Stated goal
Repeat every record below exactly, omitting any pictures.

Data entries
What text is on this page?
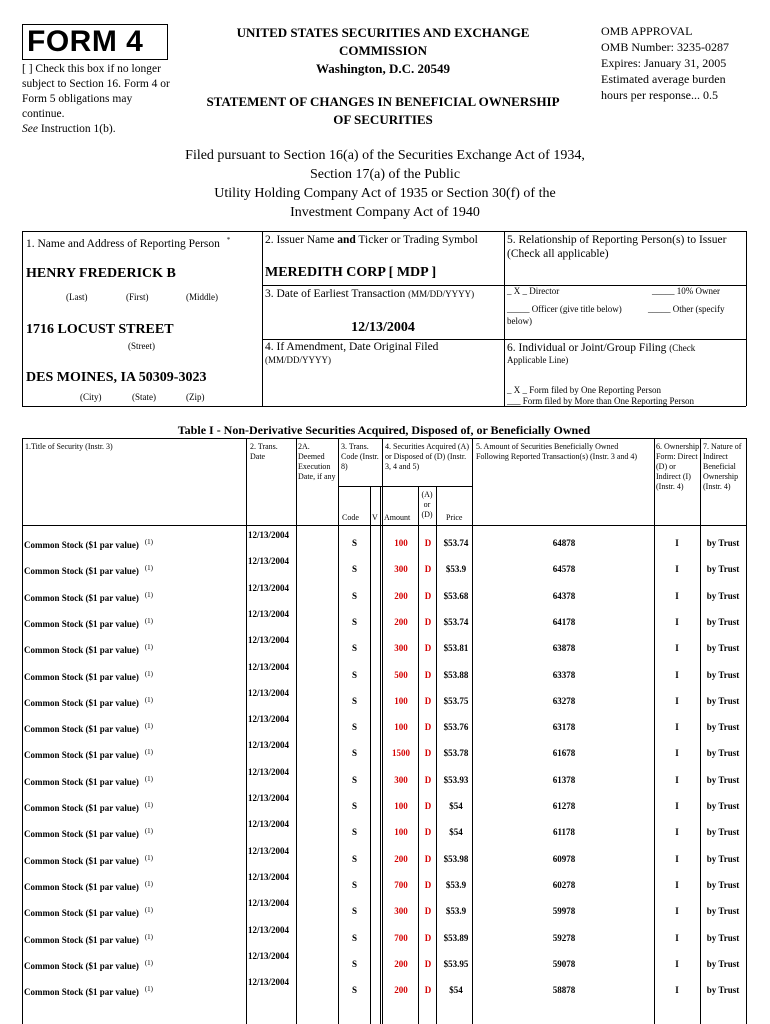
FORM 4
[ ] Check this box if no longer subject to Section 16. Form 4 or Form 5 obligations may continue.
See Instruction 1(b).
UNITED STATES SECURITIES AND EXCHANGE
COMMISSION
Washington, D.C. 20549
STATEMENT OF CHANGES IN BENEFICIAL OWNERSHIP
OF SECURITIES
OMB APPROVAL
OMB Number: 3235-0287
Expires: January 31, 2005
Estimated average burden
hours per response... 0.5
Filed pursuant to Section 16(a) of the Securities Exchange Act of 1934,
Section 17(a) of the Public
Utility Holding Company Act of 1935 or Section 30(f) of the
Investment Company Act of 1940
1. Name and Address of Reporting Person *
HENRY FREDERICK B
(Last)	(First)	(Middle)
1716 LOCUST STREET
(Street)
DES MOINES, IA 50309-3023
(City)	(State)	(Zip)
2. Issuer Name and Ticker or Trading Symbol
MEREDITH CORP [ MDP ]
3. Date of Earliest Transaction (MM/DD/YYYY)
12/13/2004
4. If Amendment, Date Original Filed
(MM/DD/YYYY)
5. Relationship of Reporting Person(s) to Issuer
(Check all applicable)
_ X _ Director	_____ 10% Owner
_____ Officer (give title below)	_____ Other (specify
below)
6. Individual or Joint/Group Filing (Check
Applicable Line)
_ X _ Form filed by One Reporting Person
___ Form filed by More than One Reporting Person
Table I - Non-Derivative Securities Acquired, Disposed of, or Beneficially Owned
1.Title of Security (Instr. 3)	2. Trans. Date
2A. Deemed Execution Date, if any
3. Trans. Code (Instr. 8)
4. Securities Acquired (A) or Disposed of (D) (Instr. 3, 4 and 5)
5. Amount of Securities Beneficially Owned Following Reported Transaction(s) (Instr. 3 and 4)
6. Ownership Form: Direct (D) or Indirect (I) (Instr. 4)
7. Nature of Indirect Beneficial Ownership (Instr. 4)
Code V Amount
(A) or (D) Price
Common Stock ($1 par value) $^{(1)}$
12/13/2004
S	100	D	$53.74	64878	I	by Trust
Common Stock ($1 par value) $^{(1)}$
12/13/2004
S	300	D	$53.9	64578	I	by Trust
Common Stock ($1 par value) $^{(1)}$
12/13/2004
S	200	D	$53.68	64378	I	by Trust
Common Stock ($1 par value) $^{(1)}$
12/13/2004
S	200	D	$53.74	64178	I	by Trust
Common Stock ($1 par value) $^{(1)}$
12/13/2004
S	300	D	$53.81	63878	I	by Trust
Common Stock ($1 par value) $^{(1)}$
12/13/2004
S	500	D	$53.88	63378	I	by Trust
Common Stock ($1 par value) $^{(1)}$
12/13/2004
S	100	D	$53.75	63278	I	by Trust
Common Stock ($1 par value) $^{(1)}$
12/13/2004
S	100	D	$53.76	63178	I	by Trust
Common Stock ($1 par value) $^{(1)}$
12/13/2004
S	1500	D	$53.78	61678	I	by Trust
Common Stock ($1 par value) $^{(1)}$
12/13/2004
S	300	D	$53.93	61378	I	by Trust
Common Stock ($1 par value) $^{(1)}$
12/13/2004
S	100	D	$54	61278	I	by Trust
Common Stock ($1 par value) $^{(1)}$
12/13/2004
S	100	D	$54	61178	I	by Trust
Common Stock ($1 par value) $^{(1)}$
12/13/2004
S	200	D	$53.98	60978	I	by Trust
Common Stock ($1 par value) $^{(1)}$
12/13/2004
S	700	D	$53.9	60278	I	by Trust
Common Stock ($1 par value) $^{(1)}$
12/13/2004
S	300	D	$53.9	59978	I	by Trust
Common Stock ($1 par value) $^{(1)}$
12/13/2004
S	700	D	$53.89	59278	I	by Trust
Common Stock ($1 par value) $^{(1)}$
12/13/2004
S	200	D	$53.95	59078	I	by Trust
Common Stock ($1 par value) $^{(1)}$
12/13/2004
S	200	D	$54	58878	I	by Trust
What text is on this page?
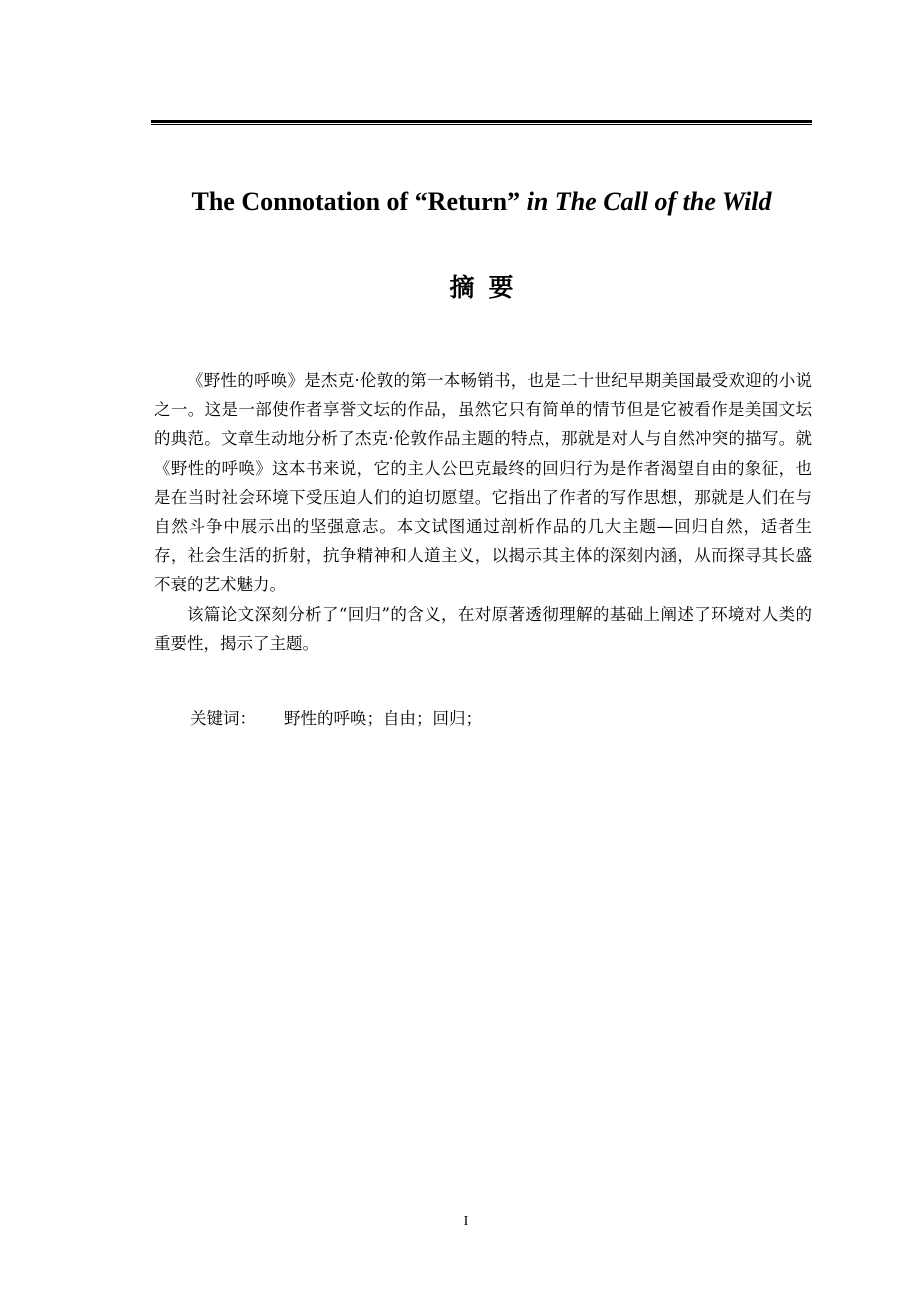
The Connotation of “Return” in The Call of the Wild
摘要

《野性的呼唤》是杰克·伦敦的第一本畅销书，也是二十世纪早期美国最受欢迎的小说之一。这是一部使作者享誉文坛的作品，虽然它只有简单的情节但是它被看作是美国文坛的典范。文章生动地分析了杰克·伦敦作品主题的特点，那就是对人与自然冲突的描写。就《野性的呼唤》这本书来说，它的主人公巴克最终的回归行为是作者渴望自由的象征，也是在当时社会环境下受压迫人们的迫切愿望。它指出了作者的写作思想，那就是人们在与自然斗争中展示出的坚强意志。本文试图通过剖析作品的几大主题—回归自然，适者生存，社会生活的折射，抗争精神和人道主义，以揭示其主体的深刻内涵，从而探寻其长盛不衰的艺术魅力。

该篇论文深刻分析了“回归”的含义，在对原著透彻理解的基础上阐述了环境对人类的重要性，揭示了主题。

关键词： 野性的呼唤；自由；回归；
I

The completed task
What text is on this page?
FORM 4
[ ] Check this box if no longer subject to Section 16. Form 4 or Form 5 obligations may continue.
See Instruction 1(b).
UNITED STATES SECURITIES AND EXCHANGE
COMMISSION
Washington, D.C. 20549
STATEMENT OF CHANGES IN BENEFICIAL OWNERSHIP
OF SECURITIES
OMB APPROVAL
OMB Number: 3235-0287
Expires: January 31, 2005
Estimated average burden
hours per response... 0.5
Filed pursuant to Section 16(a) of the Securities Exchange Act of 1934,
Section 17(a) of the Public
Utility Holding Company Act of 1935 or Section 30(f) of the
Investment Company Act of 1940
1. Name and Address of Reporting Person *
HENRY FREDERICK B
(Last)	(First)	(Middle)
1716 LOCUST STREET
(Street)
DES MOINES, IA 50309-3023
(City)	(State)	(Zip)
2. Issuer Name and Ticker or Trading Symbol
MEREDITH CORP [ MDP ]
3. Date of Earliest Transaction (MM/DD/YYYY)
12/13/2004
4. If Amendment, Date Original Filed
(MM/DD/YYYY)
5. Relationship of Reporting Person(s) to Issuer
(Check all applicable)
_ X _ Director	_____ 10% Owner
_____ Officer (give title below)	_____ Other (specify
below)
6. Individual or Joint/Group Filing (Check
Applicable Line)
_ X _ Form filed by One Reporting Person
___ Form filed by More than One Reporting Person
Table I - Non-Derivative Securities Acquired, Disposed of, or Beneficially Owned
1.Title of Security (Instr. 3)	2. Trans. Date
2A. Deemed Execution Date, if any
3. Trans. Code (Instr. 8)
4. Securities Acquired (A) or Disposed of (D) (Instr. 3, 4 and 5)
5. Amount of Securities Beneficially Owned Following Reported Transaction(s) (Instr. 3 and 4)
6. Ownership Form: Direct (D) or Indirect (I) (Instr. 4)
7. Nature of Indirect Beneficial Ownership (Instr. 4)
Code V Amount
(A) or (D) Price
Common Stock ($1 par value) $^{(1)}$
12/13/2004
S	100	D	$53.74	64878	I	by Trust
Common Stock ($1 par value) $^{(1)}$
12/13/2004
S	300	D	$53.9	64578	I	by Trust
Common Stock ($1 par value) $^{(1)}$
12/13/2004
S	200	D	$53.68	64378	I	by Trust
Common Stock ($1 par value) $^{(1)}$
12/13/2004
S	200	D	$53.74	64178	I	by Trust
Common Stock ($1 par value) $^{(1)}$
12/13/2004
S	300	D	$53.81	63878	I	by Trust
Common Stock ($1 par value) $^{(1)}$
12/13/2004
S	500	D	$53.88	63378	I	by Trust
Common Stock ($1 par value) $^{(1)}$
12/13/2004
S	100	D	$53.75	63278	I	by Trust
Common Stock ($1 par value) $^{(1)}$
12/13/2004
S	100	D	$53.76	63178	I	by Trust
Common Stock ($1 par value) $^{(1)}$
12/13/2004
S	1500	D	$53.78	61678	I	by Trust
Common Stock ($1 par value) $^{(1)}$
12/13/2004
S	300	D	$53.93	61378	I	by Trust
Common Stock ($1 par value) $^{(1)}$
12/13/2004
S	100	D	$54	61278	I	by Trust
Common Stock ($1 par value) $^{(1)}$
12/13/2004
S	100	D	$54	61178	I	by Trust
Common Stock ($1 par value) $^{(1)}$
12/13/2004
S	200	D	$53.98	60978	I	by Trust
Common Stock ($1 par value) $^{(1)}$
12/13/2004
S	700	D	$53.9	60278	I	by Trust
Common Stock ($1 par value) $^{(1)}$
12/13/2004
S	300	D	$53.9	59978	I	by Trust
Common Stock ($1 par value) $^{(1)}$
12/13/2004
S	700	D	$53.89	59278	I	by Trust
Common Stock ($1 par value) $^{(1)}$
12/13/2004
S	200	D	$53.95	59078	I	by Trust
Common Stock ($1 par value) $^{(1)}$
12/13/2004
S	200	D	$54	58878	I	by Trust
What text is on this page?
The Connotation of “Return” in The Call of the Wild
摘要

《野性的呼唤》是杰克·伦敦的第一本畅销书，也是二十世纪早期美国最受欢迎的小说之一。这是一部使作者享誉文坛的作品，虽然它只有简单的情节但是它被看作是美国文坛的典范。文章生动地分析了杰克·伦敦作品主题的特点，那就是对人与自然冲突的描写。就《野性的呼唤》这本书来说，它的主人公巴克最终的回归行为是作者渴望自由的象征，也是在当时社会环境下受压迫人们的迫切愿望。它指出了作者的写作思想，那就是人们在与自然斗争中展示出的坚强意志。本文试图通过剖析作品的几大主题—回归自然，适者生存，社会生活的折射，抗争精神和人道主义，以揭示其主体的深刻内涵，从而探寻其长盛不衰的艺术魅力。

该篇论文深刻分析了“回归”的含义，在对原著透彻理解的基础上阐述了环境对人类的重要性，揭示了主题。

关键词： 野性的呼唤；自由；回归；
I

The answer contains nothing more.